● WRITTEN INSTRUCTION: Search the listing below for the word "labels" and copy each line that holds it.

● INPUT RECORDS:
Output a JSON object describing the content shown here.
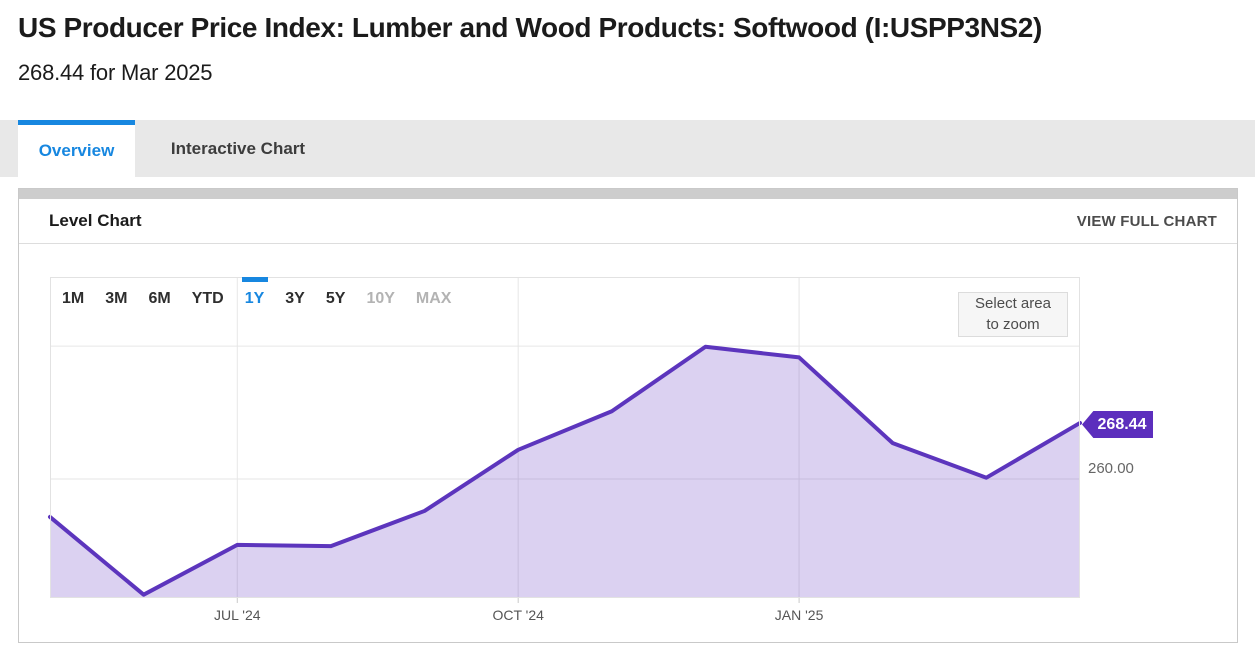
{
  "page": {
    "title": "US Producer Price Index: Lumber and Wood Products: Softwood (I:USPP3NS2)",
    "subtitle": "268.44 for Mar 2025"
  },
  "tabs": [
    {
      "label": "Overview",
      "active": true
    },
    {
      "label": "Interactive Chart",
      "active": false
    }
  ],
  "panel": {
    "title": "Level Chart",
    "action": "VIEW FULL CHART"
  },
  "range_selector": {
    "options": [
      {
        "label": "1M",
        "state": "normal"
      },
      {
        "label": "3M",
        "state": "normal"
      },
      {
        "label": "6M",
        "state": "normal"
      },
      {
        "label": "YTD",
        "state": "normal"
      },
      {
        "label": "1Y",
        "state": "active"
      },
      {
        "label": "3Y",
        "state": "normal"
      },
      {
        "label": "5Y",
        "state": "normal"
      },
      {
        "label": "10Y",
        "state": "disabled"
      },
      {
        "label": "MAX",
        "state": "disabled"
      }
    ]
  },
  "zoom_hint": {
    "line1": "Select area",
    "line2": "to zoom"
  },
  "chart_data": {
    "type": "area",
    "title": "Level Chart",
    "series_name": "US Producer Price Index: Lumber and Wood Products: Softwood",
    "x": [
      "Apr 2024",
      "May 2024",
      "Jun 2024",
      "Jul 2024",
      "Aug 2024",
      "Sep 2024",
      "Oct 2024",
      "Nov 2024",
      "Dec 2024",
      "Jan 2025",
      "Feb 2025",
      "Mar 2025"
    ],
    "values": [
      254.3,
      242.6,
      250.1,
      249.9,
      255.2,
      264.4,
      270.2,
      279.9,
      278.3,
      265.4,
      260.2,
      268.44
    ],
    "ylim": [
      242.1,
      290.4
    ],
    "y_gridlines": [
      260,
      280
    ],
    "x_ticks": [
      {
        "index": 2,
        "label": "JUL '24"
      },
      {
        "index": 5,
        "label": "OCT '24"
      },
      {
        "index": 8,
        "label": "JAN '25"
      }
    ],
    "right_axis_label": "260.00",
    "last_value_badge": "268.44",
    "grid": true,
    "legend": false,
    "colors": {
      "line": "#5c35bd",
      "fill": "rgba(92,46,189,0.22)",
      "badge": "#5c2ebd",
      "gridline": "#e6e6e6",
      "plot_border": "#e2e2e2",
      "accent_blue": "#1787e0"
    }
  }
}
--
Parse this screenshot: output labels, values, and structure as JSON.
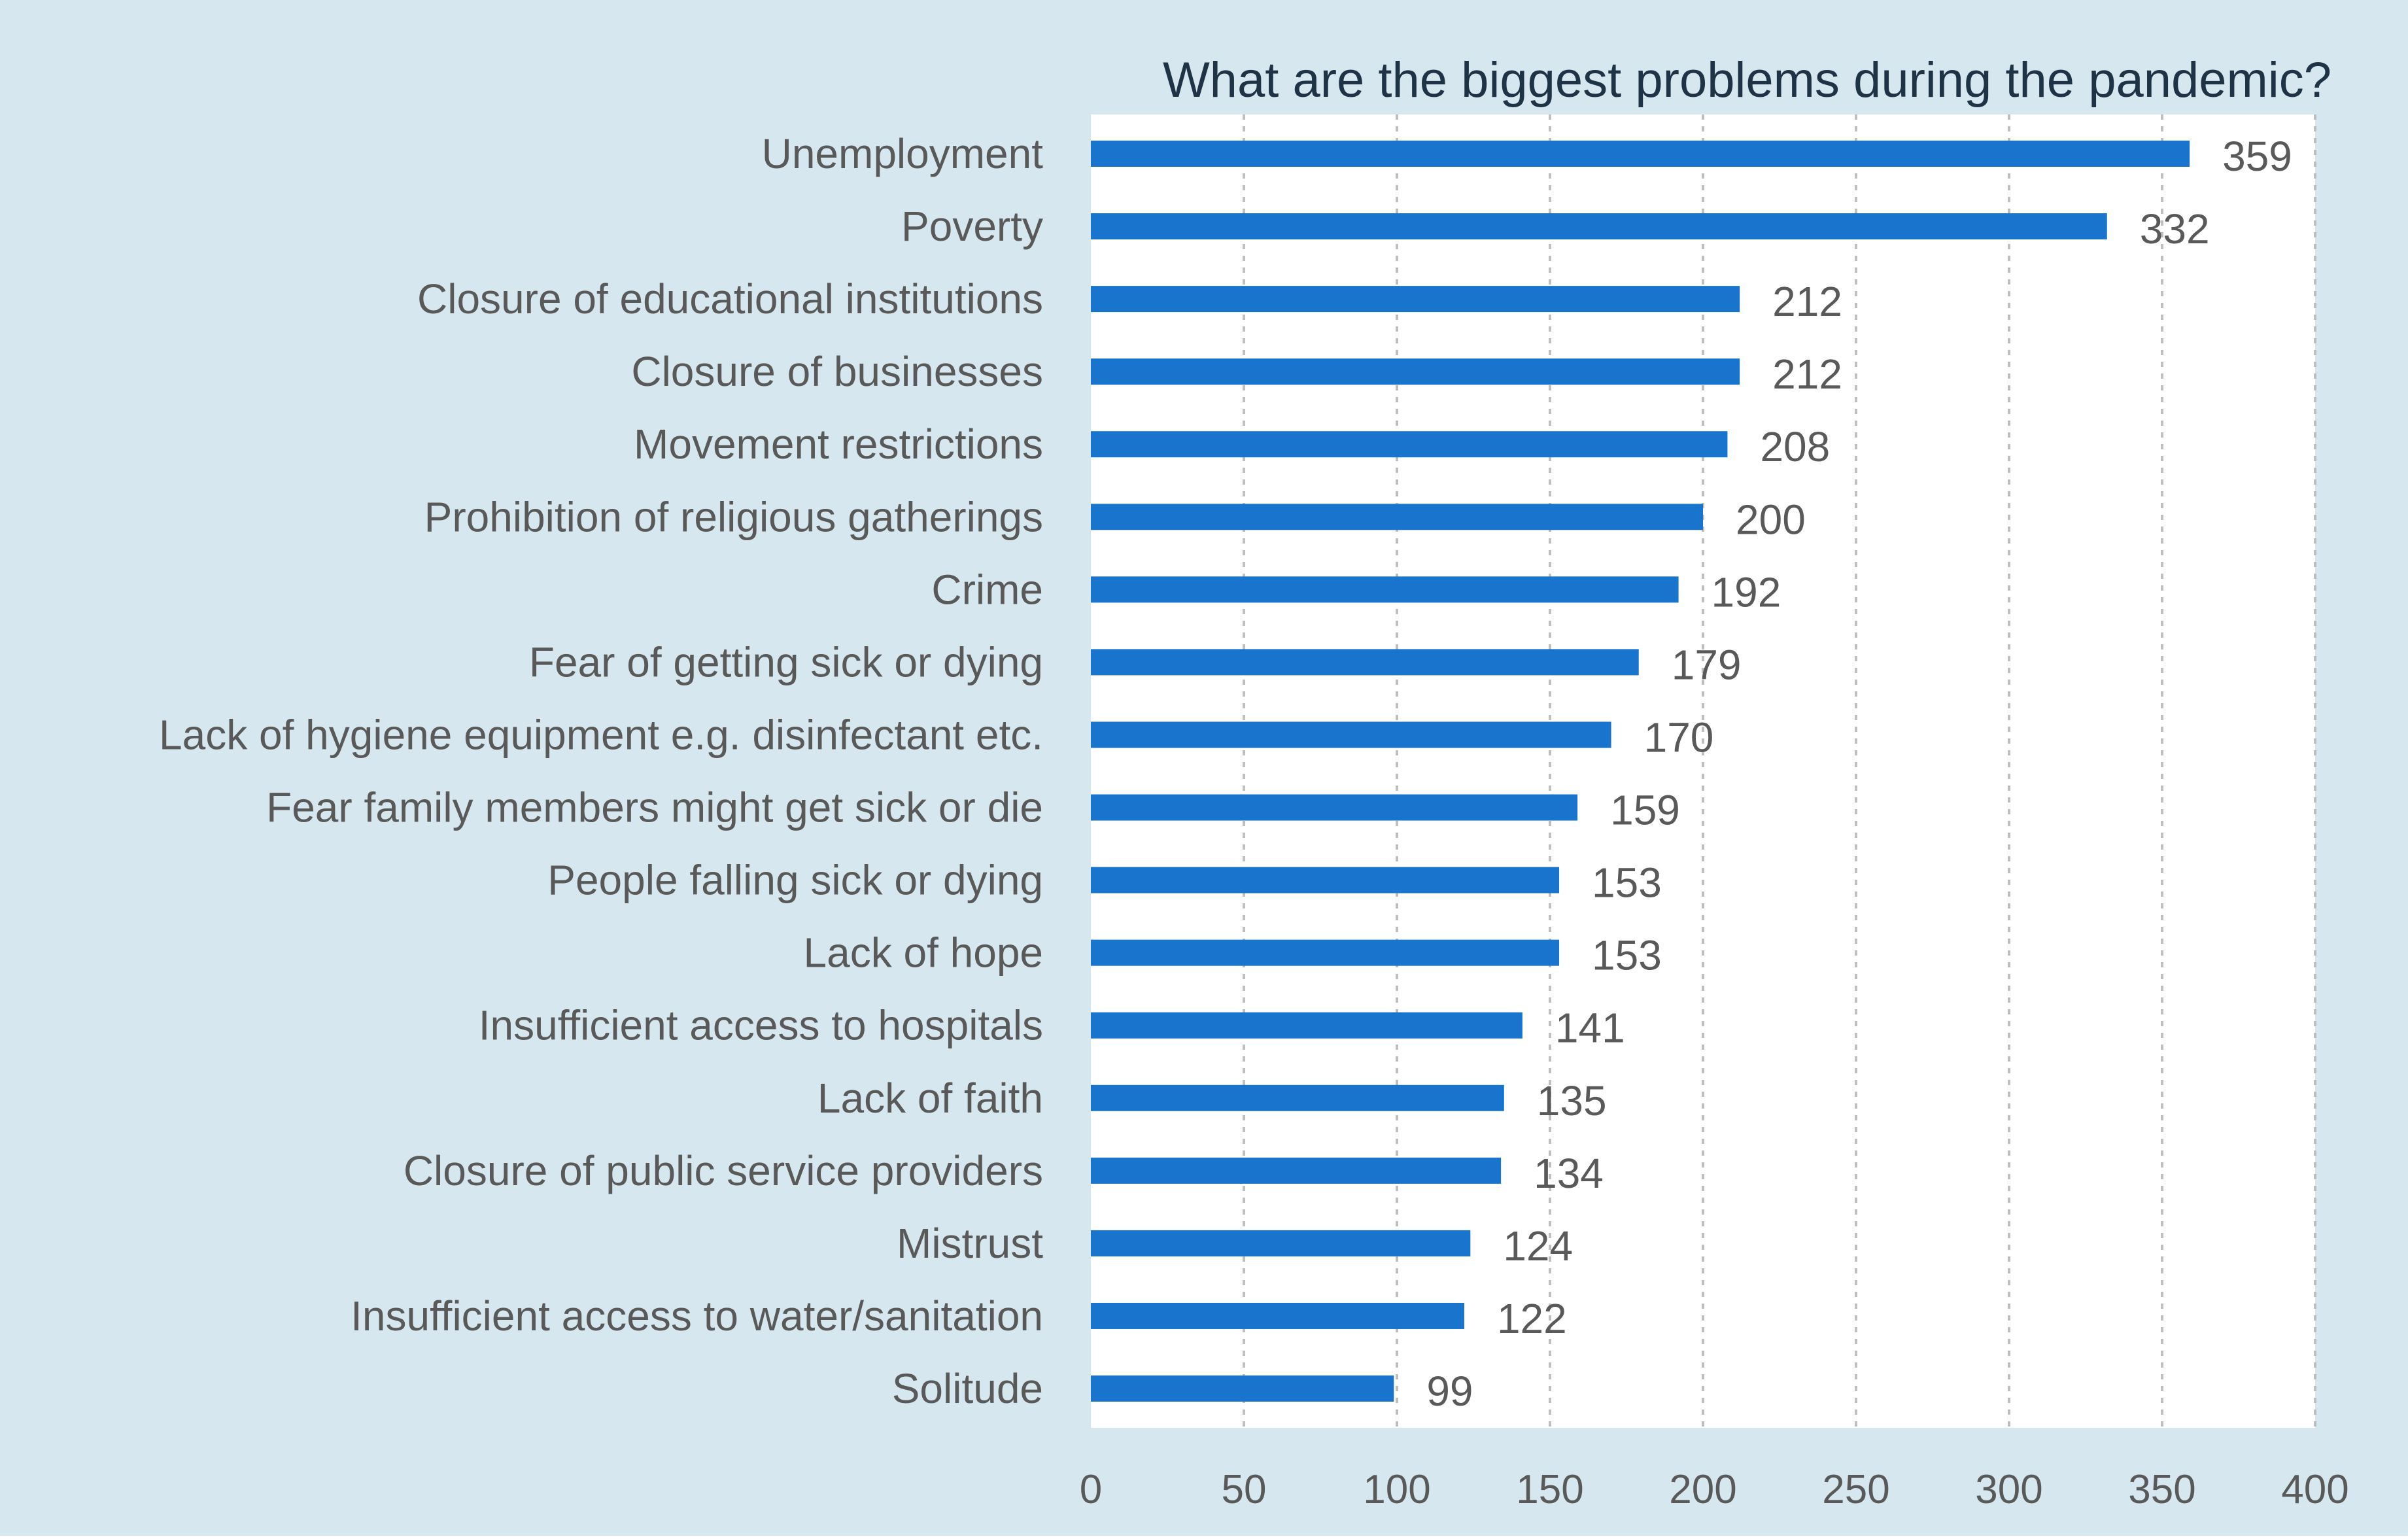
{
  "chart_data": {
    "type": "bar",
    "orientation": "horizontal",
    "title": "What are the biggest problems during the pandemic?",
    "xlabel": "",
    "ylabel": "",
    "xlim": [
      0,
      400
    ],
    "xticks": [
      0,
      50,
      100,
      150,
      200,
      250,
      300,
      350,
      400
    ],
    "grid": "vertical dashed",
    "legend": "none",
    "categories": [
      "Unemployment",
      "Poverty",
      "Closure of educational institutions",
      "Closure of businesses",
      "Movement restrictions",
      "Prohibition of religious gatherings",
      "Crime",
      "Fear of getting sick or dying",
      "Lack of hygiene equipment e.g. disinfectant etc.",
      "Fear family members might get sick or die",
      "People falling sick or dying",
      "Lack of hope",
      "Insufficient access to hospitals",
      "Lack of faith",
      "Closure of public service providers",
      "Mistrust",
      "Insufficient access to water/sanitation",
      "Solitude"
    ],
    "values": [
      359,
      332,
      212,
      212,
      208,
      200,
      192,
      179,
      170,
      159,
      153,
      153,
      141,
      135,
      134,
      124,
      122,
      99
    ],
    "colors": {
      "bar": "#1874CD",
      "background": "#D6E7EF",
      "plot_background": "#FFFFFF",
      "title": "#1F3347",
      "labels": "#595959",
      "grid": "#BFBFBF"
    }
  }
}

● EXPECTED ANSWER:
Parse this screenshot: output labels, values, and structure as JSON.
      "labels": "#595959",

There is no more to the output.